- _YOUR OBJECTIVE_:
Copy out all lines that hold "Universidad".

[Figure content listings]
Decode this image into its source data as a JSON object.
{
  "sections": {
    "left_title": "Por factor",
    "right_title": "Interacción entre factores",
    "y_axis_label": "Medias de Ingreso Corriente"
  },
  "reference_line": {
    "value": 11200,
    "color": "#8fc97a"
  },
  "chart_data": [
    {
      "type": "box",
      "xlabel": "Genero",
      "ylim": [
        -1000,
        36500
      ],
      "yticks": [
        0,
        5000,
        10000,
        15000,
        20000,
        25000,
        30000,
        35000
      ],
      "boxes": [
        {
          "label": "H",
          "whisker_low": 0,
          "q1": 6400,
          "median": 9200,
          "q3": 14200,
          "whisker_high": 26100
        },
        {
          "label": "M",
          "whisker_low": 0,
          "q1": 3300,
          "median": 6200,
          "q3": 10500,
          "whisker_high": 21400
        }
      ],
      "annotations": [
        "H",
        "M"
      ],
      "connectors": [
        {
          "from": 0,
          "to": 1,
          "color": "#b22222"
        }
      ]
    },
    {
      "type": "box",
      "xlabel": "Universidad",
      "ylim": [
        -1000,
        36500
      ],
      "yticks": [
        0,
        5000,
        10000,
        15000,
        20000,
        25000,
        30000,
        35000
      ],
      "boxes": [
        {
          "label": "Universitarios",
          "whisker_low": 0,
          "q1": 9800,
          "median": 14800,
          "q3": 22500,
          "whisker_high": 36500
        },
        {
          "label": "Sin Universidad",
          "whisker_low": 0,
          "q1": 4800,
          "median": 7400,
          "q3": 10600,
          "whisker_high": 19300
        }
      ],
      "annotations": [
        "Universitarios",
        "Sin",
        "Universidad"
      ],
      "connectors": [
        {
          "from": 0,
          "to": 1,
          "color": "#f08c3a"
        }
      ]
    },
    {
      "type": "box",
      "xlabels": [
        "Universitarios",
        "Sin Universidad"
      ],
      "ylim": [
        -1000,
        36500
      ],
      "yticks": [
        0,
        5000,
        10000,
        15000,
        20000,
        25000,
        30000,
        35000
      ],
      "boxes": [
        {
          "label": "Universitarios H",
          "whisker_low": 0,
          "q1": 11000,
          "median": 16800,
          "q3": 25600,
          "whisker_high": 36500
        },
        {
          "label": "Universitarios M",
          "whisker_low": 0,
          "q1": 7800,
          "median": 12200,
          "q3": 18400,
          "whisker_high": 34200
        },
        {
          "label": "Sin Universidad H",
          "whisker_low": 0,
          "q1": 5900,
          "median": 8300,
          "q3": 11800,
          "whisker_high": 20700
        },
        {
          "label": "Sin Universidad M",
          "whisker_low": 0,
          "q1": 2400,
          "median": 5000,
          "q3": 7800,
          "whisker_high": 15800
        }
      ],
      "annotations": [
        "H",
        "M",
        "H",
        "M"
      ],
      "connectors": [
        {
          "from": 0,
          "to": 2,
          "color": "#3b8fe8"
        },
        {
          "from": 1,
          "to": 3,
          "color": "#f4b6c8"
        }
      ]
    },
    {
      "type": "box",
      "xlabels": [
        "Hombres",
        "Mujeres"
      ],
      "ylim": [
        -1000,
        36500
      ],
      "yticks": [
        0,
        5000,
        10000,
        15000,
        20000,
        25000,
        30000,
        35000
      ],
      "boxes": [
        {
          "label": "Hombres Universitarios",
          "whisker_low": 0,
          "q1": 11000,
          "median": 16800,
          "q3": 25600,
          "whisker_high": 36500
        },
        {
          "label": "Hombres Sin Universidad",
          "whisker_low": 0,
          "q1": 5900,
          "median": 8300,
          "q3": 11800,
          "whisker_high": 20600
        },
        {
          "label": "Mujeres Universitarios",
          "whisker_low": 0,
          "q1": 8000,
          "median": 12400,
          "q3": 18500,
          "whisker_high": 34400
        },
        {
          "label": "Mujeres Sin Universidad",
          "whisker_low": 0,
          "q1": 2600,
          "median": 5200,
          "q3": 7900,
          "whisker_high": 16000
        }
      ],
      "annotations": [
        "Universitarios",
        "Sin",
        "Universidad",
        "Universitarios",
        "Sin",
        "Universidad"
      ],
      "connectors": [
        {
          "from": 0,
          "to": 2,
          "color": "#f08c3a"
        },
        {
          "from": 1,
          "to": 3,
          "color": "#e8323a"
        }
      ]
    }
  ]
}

- _EXERCISE OUTPUT_:
      "xlabel": "Universidad",
          "label": "Sin Universidad",
        "Universidad"
        "Sin Universidad"
          "label": "Sin Universidad H",
          "label": "Sin Universidad M",
          "label": "Hombres Sin Universidad",
          "label": "Mujeres Sin Universidad",
        "Universidad",
        "Universidad"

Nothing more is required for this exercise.